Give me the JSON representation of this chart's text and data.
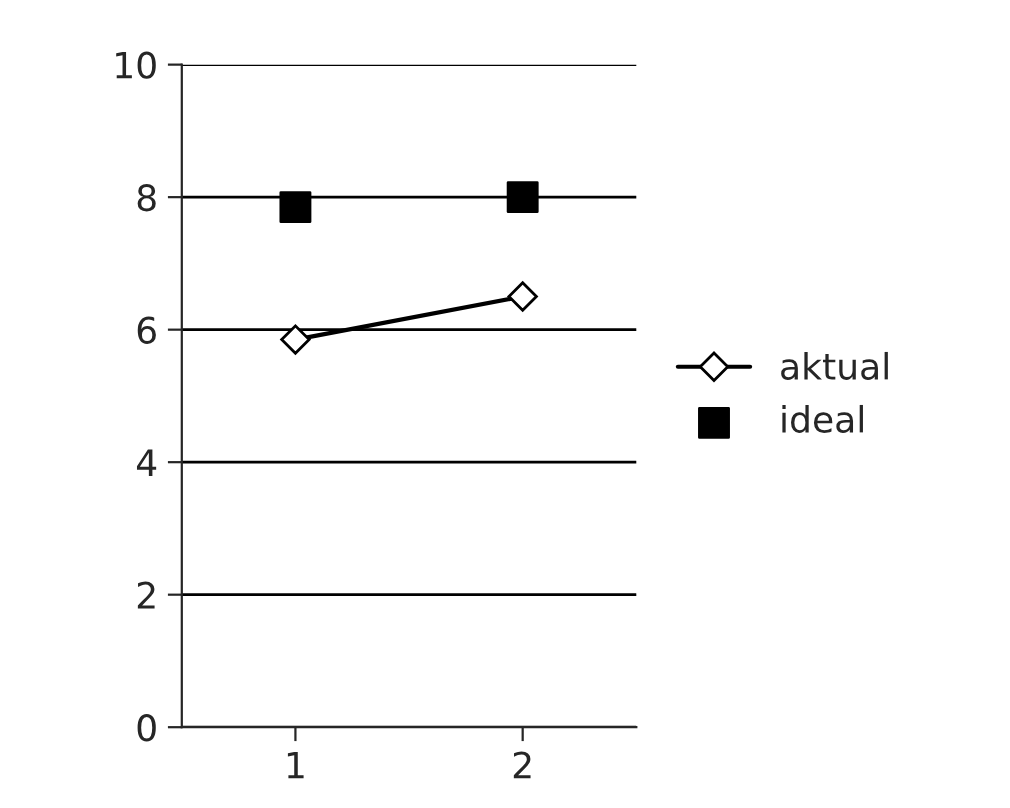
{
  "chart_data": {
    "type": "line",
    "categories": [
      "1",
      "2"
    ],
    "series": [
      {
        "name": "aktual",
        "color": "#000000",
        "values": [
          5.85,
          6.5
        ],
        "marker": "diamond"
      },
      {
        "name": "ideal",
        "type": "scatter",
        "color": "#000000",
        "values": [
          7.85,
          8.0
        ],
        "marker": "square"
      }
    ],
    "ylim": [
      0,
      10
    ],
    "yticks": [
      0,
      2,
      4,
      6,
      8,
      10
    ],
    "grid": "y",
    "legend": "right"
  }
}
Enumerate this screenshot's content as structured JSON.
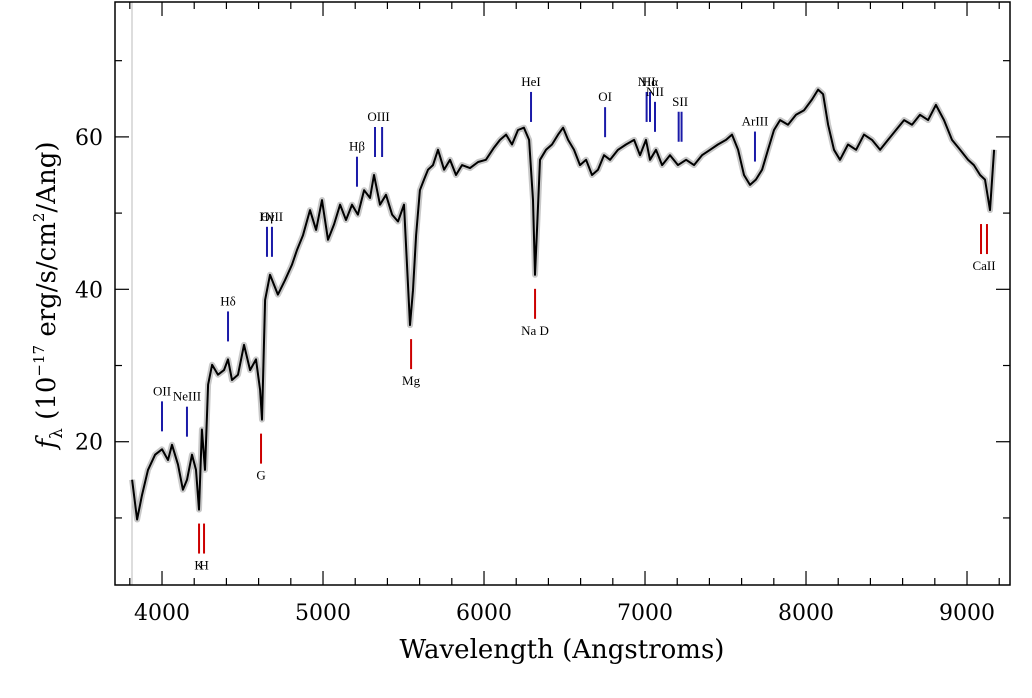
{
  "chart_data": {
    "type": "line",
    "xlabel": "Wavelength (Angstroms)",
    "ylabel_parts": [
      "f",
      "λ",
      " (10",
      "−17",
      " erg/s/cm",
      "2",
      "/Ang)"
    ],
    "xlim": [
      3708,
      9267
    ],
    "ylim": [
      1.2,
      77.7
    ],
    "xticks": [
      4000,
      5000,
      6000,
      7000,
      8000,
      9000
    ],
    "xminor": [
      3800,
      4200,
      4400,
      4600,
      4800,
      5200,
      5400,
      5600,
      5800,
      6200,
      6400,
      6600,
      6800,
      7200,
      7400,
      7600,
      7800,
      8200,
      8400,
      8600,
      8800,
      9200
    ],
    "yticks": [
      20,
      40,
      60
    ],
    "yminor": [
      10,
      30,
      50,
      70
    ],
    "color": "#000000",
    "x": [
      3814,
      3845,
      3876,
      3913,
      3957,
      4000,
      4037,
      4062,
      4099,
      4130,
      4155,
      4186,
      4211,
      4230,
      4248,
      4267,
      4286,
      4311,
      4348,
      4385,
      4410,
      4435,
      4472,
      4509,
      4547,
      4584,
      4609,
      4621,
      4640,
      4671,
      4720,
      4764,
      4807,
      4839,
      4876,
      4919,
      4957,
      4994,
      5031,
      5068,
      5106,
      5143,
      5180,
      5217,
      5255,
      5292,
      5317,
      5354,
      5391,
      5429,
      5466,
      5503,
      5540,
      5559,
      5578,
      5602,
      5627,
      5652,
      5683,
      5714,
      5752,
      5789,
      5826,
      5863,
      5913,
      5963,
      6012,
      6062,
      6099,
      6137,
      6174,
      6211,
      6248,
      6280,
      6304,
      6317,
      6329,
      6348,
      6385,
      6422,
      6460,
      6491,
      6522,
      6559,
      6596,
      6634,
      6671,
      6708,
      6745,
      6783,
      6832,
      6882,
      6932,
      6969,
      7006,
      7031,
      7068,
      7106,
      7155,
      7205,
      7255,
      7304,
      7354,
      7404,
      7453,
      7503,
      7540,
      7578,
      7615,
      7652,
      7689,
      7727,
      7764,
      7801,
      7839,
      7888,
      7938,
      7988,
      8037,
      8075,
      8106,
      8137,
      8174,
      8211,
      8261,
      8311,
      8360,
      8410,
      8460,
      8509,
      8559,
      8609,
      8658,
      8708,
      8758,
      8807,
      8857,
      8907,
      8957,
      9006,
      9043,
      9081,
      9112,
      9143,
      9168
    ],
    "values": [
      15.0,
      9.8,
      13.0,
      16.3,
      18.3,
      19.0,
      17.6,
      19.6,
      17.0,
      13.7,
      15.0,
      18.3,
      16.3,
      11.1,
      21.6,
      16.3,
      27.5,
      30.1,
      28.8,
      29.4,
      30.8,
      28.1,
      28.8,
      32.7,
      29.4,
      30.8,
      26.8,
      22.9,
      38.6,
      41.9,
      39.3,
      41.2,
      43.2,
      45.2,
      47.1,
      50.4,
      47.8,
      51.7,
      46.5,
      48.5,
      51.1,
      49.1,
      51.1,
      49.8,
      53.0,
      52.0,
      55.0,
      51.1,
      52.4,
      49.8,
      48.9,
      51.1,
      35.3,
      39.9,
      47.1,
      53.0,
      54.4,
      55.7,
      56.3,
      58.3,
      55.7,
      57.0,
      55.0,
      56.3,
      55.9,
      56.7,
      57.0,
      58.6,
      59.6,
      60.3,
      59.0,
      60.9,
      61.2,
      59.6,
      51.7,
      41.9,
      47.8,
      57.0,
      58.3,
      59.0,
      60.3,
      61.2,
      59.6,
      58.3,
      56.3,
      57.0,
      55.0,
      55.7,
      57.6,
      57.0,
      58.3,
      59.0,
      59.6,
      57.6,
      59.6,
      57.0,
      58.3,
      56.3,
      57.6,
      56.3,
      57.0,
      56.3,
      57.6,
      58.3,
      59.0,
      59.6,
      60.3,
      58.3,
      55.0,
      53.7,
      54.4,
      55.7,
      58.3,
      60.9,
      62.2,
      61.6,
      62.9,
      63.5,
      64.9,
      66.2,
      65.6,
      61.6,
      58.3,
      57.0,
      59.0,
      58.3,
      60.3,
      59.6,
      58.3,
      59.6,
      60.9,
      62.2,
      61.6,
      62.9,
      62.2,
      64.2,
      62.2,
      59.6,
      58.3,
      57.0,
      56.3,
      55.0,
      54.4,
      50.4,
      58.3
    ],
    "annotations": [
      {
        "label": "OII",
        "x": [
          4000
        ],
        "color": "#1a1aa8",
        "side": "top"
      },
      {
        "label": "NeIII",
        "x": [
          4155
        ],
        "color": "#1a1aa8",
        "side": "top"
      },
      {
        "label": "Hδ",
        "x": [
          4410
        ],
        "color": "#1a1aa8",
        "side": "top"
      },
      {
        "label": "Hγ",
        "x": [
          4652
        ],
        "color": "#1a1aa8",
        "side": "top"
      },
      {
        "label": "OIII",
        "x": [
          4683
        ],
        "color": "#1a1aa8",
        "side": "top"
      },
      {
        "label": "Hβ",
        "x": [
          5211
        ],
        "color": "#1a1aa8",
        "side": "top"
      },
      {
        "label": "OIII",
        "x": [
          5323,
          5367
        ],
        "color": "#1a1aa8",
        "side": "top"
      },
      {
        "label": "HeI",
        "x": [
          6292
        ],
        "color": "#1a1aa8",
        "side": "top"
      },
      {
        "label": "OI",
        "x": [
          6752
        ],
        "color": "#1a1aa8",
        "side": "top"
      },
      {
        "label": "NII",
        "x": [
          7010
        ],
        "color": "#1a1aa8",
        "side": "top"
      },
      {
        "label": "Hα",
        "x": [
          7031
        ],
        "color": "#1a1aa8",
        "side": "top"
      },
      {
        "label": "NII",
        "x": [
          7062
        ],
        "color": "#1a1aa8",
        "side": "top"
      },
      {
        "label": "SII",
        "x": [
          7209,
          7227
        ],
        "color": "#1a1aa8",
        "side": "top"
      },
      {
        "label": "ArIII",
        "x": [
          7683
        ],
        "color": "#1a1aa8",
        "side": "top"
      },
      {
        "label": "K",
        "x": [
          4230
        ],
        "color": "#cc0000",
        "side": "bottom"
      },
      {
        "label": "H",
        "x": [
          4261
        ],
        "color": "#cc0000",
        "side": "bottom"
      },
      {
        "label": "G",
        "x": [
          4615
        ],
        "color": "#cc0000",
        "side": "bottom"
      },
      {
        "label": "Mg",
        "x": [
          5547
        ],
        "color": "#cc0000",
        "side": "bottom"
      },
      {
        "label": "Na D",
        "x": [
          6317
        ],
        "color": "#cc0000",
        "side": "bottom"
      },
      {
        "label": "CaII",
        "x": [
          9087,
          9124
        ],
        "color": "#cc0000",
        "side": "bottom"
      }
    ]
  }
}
◇ ◇ ◇ ◇ ◇ ◇ ◇
▶ [Set exercise]
Write out every entry again word for word, without any of the pictures.

▶ [The reply]
Give me the JSON representation of this chart's text and data.
{
  "chart_data": {
    "type": "line",
    "categories": [
      "1",
      "2"
    ],
    "series": [
      {
        "name": "aktual",
        "color": "#000000",
        "values": [
          5.85,
          6.5
        ],
        "marker": "diamond"
      },
      {
        "name": "ideal",
        "type": "scatter",
        "color": "#000000",
        "values": [
          7.85,
          8.0
        ],
        "marker": "square"
      }
    ],
    "ylim": [
      0,
      10
    ],
    "yticks": [
      0,
      2,
      4,
      6,
      8,
      10
    ],
    "grid": "y",
    "legend": "right"
  }
}
Enumerate this screenshot's content as structured JSON.
{
  "chart_data": {
    "type": "line",
    "xlabel": "Wavelength (Angstroms)",
    "ylabel_parts": [
      "f",
      "λ",
      " (10",
      "−17",
      " erg/s/cm",
      "2",
      "/Ang)"
    ],
    "xlim": [
      3708,
      9267
    ],
    "ylim": [
      1.2,
      77.7
    ],
    "xticks": [
      4000,
      5000,
      6000,
      7000,
      8000,
      9000
    ],
    "xminor": [
      3800,
      4200,
      4400,
      4600,
      4800,
      5200,
      5400,
      5600,
      5800,
      6200,
      6400,
      6600,
      6800,
      7200,
      7400,
      7600,
      7800,
      8200,
      8400,
      8600,
      8800,
      9200
    ],
    "yticks": [
      20,
      40,
      60
    ],
    "yminor": [
      10,
      30,
      50,
      70
    ],
    "color": "#000000",
    "x": [
      3814,
      3845,
      3876,
      3913,
      3957,
      4000,
      4037,
      4062,
      4099,
      4130,
      4155,
      4186,
      4211,
      4230,
      4248,
      4267,
      4286,
      4311,
      4348,
      4385,
      4410,
      4435,
      4472,
      4509,
      4547,
      4584,
      4609,
      4621,
      4640,
      4671,
      4720,
      4764,
      4807,
      4839,
      4876,
      4919,
      4957,
      4994,
      5031,
      5068,
      5106,
      5143,
      5180,
      5217,
      5255,
      5292,
      5317,
      5354,
      5391,
      5429,
      5466,
      5503,
      5540,
      5559,
      5578,
      5602,
      5627,
      5652,
      5683,
      5714,
      5752,
      5789,
      5826,
      5863,
      5913,
      5963,
      6012,
      6062,
      6099,
      6137,
      6174,
      6211,
      6248,
      6280,
      6304,
      6317,
      6329,
      6348,
      6385,
      6422,
      6460,
      6491,
      6522,
      6559,
      6596,
      6634,
      6671,
      6708,
      6745,
      6783,
      6832,
      6882,
      6932,
      6969,
      7006,
      7031,
      7068,
      7106,
      7155,
      7205,
      7255,
      7304,
      7354,
      7404,
      7453,
      7503,
      7540,
      7578,
      7615,
      7652,
      7689,
      7727,
      7764,
      7801,
      7839,
      7888,
      7938,
      7988,
      8037,
      8075,
      8106,
      8137,
      8174,
      8211,
      8261,
      8311,
      8360,
      8410,
      8460,
      8509,
      8559,
      8609,
      8658,
      8708,
      8758,
      8807,
      8857,
      8907,
      8957,
      9006,
      9043,
      9081,
      9112,
      9143,
      9168
    ],
    "values": [
      15.0,
      9.8,
      13.0,
      16.3,
      18.3,
      19.0,
      17.6,
      19.6,
      17.0,
      13.7,
      15.0,
      18.3,
      16.3,
      11.1,
      21.6,
      16.3,
      27.5,
      30.1,
      28.8,
      29.4,
      30.8,
      28.1,
      28.8,
      32.7,
      29.4,
      30.8,
      26.8,
      22.9,
      38.6,
      41.9,
      39.3,
      41.2,
      43.2,
      45.2,
      47.1,
      50.4,
      47.8,
      51.7,
      46.5,
      48.5,
      51.1,
      49.1,
      51.1,
      49.8,
      53.0,
      52.0,
      55.0,
      51.1,
      52.4,
      49.8,
      48.9,
      51.1,
      35.3,
      39.9,
      47.1,
      53.0,
      54.4,
      55.7,
      56.3,
      58.3,
      55.7,
      57.0,
      55.0,
      56.3,
      55.9,
      56.7,
      57.0,
      58.6,
      59.6,
      60.3,
      59.0,
      60.9,
      61.2,
      59.6,
      51.7,
      41.9,
      47.8,
      57.0,
      58.3,
      59.0,
      60.3,
      61.2,
      59.6,
      58.3,
      56.3,
      57.0,
      55.0,
      55.7,
      57.6,
      57.0,
      58.3,
      59.0,
      59.6,
      57.6,
      59.6,
      57.0,
      58.3,
      56.3,
      57.6,
      56.3,
      57.0,
      56.3,
      57.6,
      58.3,
      59.0,
      59.6,
      60.3,
      58.3,
      55.0,
      53.7,
      54.4,
      55.7,
      58.3,
      60.9,
      62.2,
      61.6,
      62.9,
      63.5,
      64.9,
      66.2,
      65.6,
      61.6,
      58.3,
      57.0,
      59.0,
      58.3,
      60.3,
      59.6,
      58.3,
      59.6,
      60.9,
      62.2,
      61.6,
      62.9,
      62.2,
      64.2,
      62.2,
      59.6,
      58.3,
      57.0,
      56.3,
      55.0,
      54.4,
      50.4,
      58.3
    ],
    "annotations": [
      {
        "label": "OII",
        "x": [
          4000
        ],
        "color": "#1a1aa8",
        "side": "top"
      },
      {
        "label": "NeIII",
        "x": [
          4155
        ],
        "color": "#1a1aa8",
        "side": "top"
      },
      {
        "label": "Hδ",
        "x": [
          4410
        ],
        "color": "#1a1aa8",
        "side": "top"
      },
      {
        "label": "Hγ",
        "x": [
          4652
        ],
        "color": "#1a1aa8",
        "side": "top"
      },
      {
        "label": "OIII",
        "x": [
          4683
        ],
        "color": "#1a1aa8",
        "side": "top"
      },
      {
        "label": "Hβ",
        "x": [
          5211
        ],
        "color": "#1a1aa8",
        "side": "top"
      },
      {
        "label": "OIII",
        "x": [
          5323,
          5367
        ],
        "color": "#1a1aa8",
        "side": "top"
      },
      {
        "label": "HeI",
        "x": [
          6292
        ],
        "color": "#1a1aa8",
        "side": "top"
      },
      {
        "label": "OI",
        "x": [
          6752
        ],
        "color": "#1a1aa8",
        "side": "top"
      },
      {
        "label": "NII",
        "x": [
          7010
        ],
        "color": "#1a1aa8",
        "side": "top"
      },
      {
        "label": "Hα",
        "x": [
          7031
        ],
        "color": "#1a1aa8",
        "side": "top"
      },
      {
        "label": "NII",
        "x": [
          7062
        ],
        "color": "#1a1aa8",
        "side": "top"
      },
      {
        "label": "SII",
        "x": [
          7209,
          7227
        ],
        "color": "#1a1aa8",
        "side": "top"
      },
      {
        "label": "ArIII",
        "x": [
          7683
        ],
        "color": "#1a1aa8",
        "side": "top"
      },
      {
        "label": "K",
        "x": [
          4230
        ],
        "color": "#cc0000",
        "side": "bottom"
      },
      {
        "label": "H",
        "x": [
          4261
        ],
        "color": "#cc0000",
        "side": "bottom"
      },
      {
        "label": "G",
        "x": [
          4615
        ],
        "color": "#cc0000",
        "side": "bottom"
      },
      {
        "label": "Mg",
        "x": [
          5547
        ],
        "color": "#cc0000",
        "side": "bottom"
      },
      {
        "label": "Na D",
        "x": [
          6317
        ],
        "color": "#cc0000",
        "side": "bottom"
      },
      {
        "label": "CaII",
        "x": [
          9087,
          9124
        ],
        "color": "#cc0000",
        "side": "bottom"
      }
    ]
  }
}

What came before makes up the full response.